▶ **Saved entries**
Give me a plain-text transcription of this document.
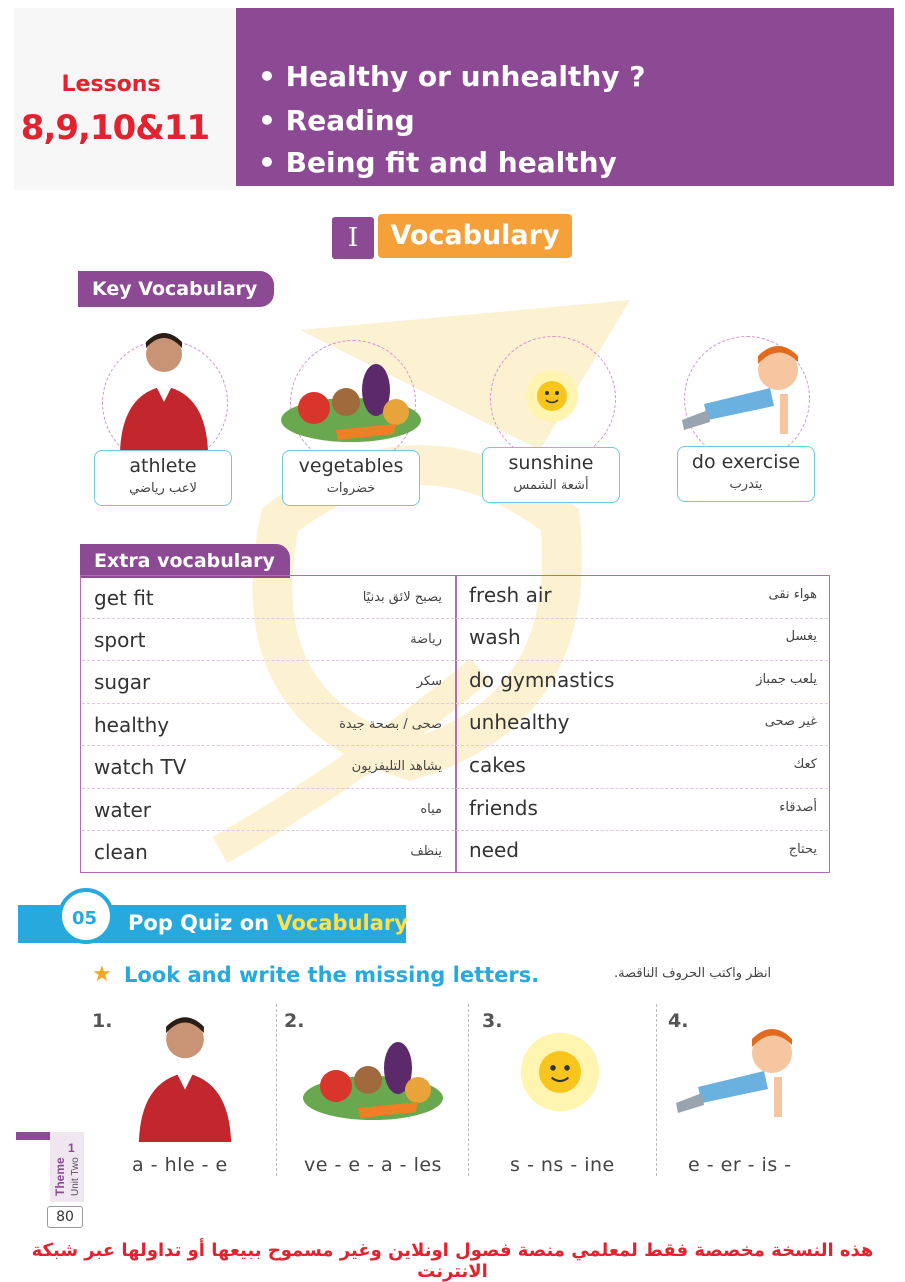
Lessons
8,9,10&11
• Healthy or unhealthy ?
• Reading
• Being fit and healthy
I	Vocabulary
Key Vocabulary
athlete
لاعب رياضي
vegetables
خضروات
sunshine
أشعة الشمس
do exercise
يتدرب
Extra vocabulary
get fit	يصبح لائق بدنيًا
sport	رياضة
sugar	سكر
healthy	صحى / بصحة جيدة
watch TV	يشاهد التليفزيون
water	مياه
clean	ينظف
fresh air	هواء نقى
wash	يغسل
do gymnastics	يلعب جمباز
unhealthy	غير صحى
cakes	كعك
friends	أصدقاء
need	يحتاج
05 Pop Quiz on Vocabulary
★ Look and write the missing letters.	انظر واكتب الحروف الناقصة.
1.	2.	3.	4.
a - hle - e	ve - e - a - les	s - ns - ine	e - er - is -
Theme Unit Two
1
80
هذه النسخة مخصصة فقط لمعلمي منصة فصول اونلاين وغير مسموح ببيعها أو تداولها عبر شبكة الانترنت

▶ **What is needed**
Copy every record character for character. Skip the pictures.

▶ **Result below**
Give me a plain-text transcription of this document.
Lessons
8,9,10&11
• Healthy or unhealthy ?
• Reading
• Being fit and healthy
I	Vocabulary
Key Vocabulary
athlete
لاعب رياضي
vegetables
خضروات
sunshine
أشعة الشمس
do exercise
يتدرب
Extra vocabulary
get fit	يصبح لائق بدنيًا
sport	رياضة
sugar	سكر
healthy	صحى / بصحة جيدة
watch TV	يشاهد التليفزيون
water	مياه
clean	ينظف
fresh air	هواء نقى
wash	يغسل
do gymnastics	يلعب جمباز
unhealthy	غير صحى
cakes	كعك
friends	أصدقاء
need	يحتاج
05 Pop Quiz on Vocabulary
★ Look and write the missing letters.	انظر واكتب الحروف الناقصة.
1.	2.	3.	4.
a - hle - e	ve - e - a - les	s - ns - ine	e - er - is -
Theme Unit Two
1
80
هذه النسخة مخصصة فقط لمعلمي منصة فصول اونلاين وغير مسموح ببيعها أو تداولها عبر شبكة الانترنت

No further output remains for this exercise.